■ **Text for analysis**
^^^^

This ordering is the same one hmb status reports. When two settings disagree, hmb status shows the resolved value.
Per-credential routing¶
BackendRouter dispatches each key lookup to a concrete backend based on patterns declared under credentials. This is how one project can keep its OAuth token in the OS keyring and its deploy key in SOPS without any code branching.
Declaration order matters¶
Patterns are evaluated in the order they appear in the YAML file. The router uses fnmatch glob matching (*, ?, [...]), not regex. The first match wins. A pattern can be an exact key name or a glob.
default_backend: sops
sops:
secrets_file: .secrets.enc.yaml
keychain:
service: my-project
credentials:
GITHUB_OAUTH_TOKEN: # exact match — wins over the glob below
backend: keychain
"GITHUB_*": # glob — catches everything else
backend: sops
With the config above:
get("GITHUB_OAUTH_TOKEN")hits keychain.get("GITHUB_DEPLOY_KEY")hits SOPS.get("UNRELATED_KEY")hits the default backend (SOPS).
Use hmb status to see the router table rendered in declaration order:
Worked example¶
A Django project that keeps short-lived CI secrets in the environment, long-lived third-party tokens in git-committed SOPS, and personal GitHub OAuth in the OS keyring:
default_backend: sops
sops:
secrets_file: .secrets.enc.yaml
env:
prefix: CI_
keychain:
service: django-app
credentials:
GITHUB_OAUTH_TOKEN:
backend: keychain
"CI_*":
backend: env
Now get("CI_RUN_ID") hits os.environ["CI_RUN_ID"] (no stripping because it matches without the prefix), get("DJANGO_SECRET_KEY") hits SOPS, and get("GITHUB_OAUTH_TOKEN") hits the OS keyring.
env backend prefix + router interaction
If you configure env.prefix and route keys to the env backend via credentials, the prefix is applied on lookup: the router sends CI_TOKEN to the env backend, and if env.prefix: CI_ is set, the backend looks up os.environ["TOKEN"] (prefix stripped). Usually you want exactly one of the two, not both.

^^^^

■ **Information shown**
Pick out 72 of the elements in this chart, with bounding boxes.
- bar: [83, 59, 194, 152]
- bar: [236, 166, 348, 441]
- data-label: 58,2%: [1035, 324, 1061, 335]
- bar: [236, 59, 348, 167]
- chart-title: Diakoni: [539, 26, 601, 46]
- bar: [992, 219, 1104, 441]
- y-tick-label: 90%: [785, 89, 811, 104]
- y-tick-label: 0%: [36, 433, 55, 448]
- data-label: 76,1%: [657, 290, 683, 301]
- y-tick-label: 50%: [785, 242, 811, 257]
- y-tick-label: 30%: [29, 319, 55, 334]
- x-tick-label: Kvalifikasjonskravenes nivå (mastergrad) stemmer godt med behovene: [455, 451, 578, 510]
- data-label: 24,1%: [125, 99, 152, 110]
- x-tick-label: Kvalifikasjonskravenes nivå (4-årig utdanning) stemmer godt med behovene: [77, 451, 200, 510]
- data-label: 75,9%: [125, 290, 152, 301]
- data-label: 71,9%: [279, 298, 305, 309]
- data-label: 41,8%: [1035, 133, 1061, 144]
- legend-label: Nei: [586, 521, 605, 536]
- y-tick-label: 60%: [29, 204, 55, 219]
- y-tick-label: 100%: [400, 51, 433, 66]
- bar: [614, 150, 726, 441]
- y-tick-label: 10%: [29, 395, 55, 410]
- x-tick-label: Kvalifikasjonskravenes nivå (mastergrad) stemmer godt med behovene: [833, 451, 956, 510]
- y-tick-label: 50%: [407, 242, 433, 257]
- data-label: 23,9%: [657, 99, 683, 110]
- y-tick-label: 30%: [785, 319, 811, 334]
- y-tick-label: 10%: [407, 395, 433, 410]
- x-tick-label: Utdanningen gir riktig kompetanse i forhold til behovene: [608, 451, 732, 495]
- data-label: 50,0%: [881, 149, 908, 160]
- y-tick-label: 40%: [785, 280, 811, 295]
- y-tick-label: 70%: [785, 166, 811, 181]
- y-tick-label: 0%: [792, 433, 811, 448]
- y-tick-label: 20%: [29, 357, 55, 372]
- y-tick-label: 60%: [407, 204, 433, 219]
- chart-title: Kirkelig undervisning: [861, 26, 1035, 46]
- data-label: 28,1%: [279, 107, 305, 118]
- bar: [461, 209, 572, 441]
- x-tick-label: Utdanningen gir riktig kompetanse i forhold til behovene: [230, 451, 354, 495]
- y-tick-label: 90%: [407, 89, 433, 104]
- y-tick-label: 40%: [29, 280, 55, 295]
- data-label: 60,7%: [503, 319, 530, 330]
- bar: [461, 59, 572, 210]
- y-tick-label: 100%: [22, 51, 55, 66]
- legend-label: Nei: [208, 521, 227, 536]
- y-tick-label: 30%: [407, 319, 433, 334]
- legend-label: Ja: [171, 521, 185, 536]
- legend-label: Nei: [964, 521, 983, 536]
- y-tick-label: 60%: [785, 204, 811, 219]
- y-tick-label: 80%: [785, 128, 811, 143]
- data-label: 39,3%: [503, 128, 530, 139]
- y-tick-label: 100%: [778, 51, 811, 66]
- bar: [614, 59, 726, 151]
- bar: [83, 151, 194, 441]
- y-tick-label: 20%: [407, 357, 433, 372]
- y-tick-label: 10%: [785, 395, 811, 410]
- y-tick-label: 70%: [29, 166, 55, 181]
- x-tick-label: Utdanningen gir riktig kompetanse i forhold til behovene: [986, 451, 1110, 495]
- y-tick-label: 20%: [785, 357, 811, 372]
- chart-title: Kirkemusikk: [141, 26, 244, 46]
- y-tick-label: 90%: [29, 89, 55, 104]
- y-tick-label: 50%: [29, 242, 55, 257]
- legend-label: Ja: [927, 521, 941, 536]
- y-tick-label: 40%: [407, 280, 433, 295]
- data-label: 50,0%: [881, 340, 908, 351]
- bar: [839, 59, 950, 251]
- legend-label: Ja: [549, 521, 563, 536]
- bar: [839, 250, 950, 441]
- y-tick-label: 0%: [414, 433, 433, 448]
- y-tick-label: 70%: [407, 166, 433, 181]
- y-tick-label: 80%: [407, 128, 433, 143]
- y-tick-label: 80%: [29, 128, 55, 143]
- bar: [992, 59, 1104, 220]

^^^^

■ **What is required**
Extend the text on credential routing, picking up right after its final sentence. The rows are separate material and have no connection to the text on credential routing.

■ **Written response**
From Python¶
The high-level get() helper wraps the router:
For full programmatic control, load the config and instantiate the router directly:
from pathlib import Path
from himitsubako.config import find_config, load_config
from himitsubako.router import BackendRouter
config_path = find_config(Path.cwd())
config = load_config(config_path)
router = BackendRouter(config, project_dir=config_path.parent)
target = router.resolve("GITHUB_OAUTH_TOKEN")
print(target.backend_name) # e.g. "keychain"
router.resolve(key) returns the concrete backend instance that will handle the key, which is also what hmb delete uses when it needs to name the target backend in the confirmation prompt.
Environment variables¶
A few environment variables influence resolution outside the config file. All of them are prefixed HIMITSUBAKO_ or are inherited from the underlying tool (SOPS_AGE_KEY_FILE, BW_SESSION).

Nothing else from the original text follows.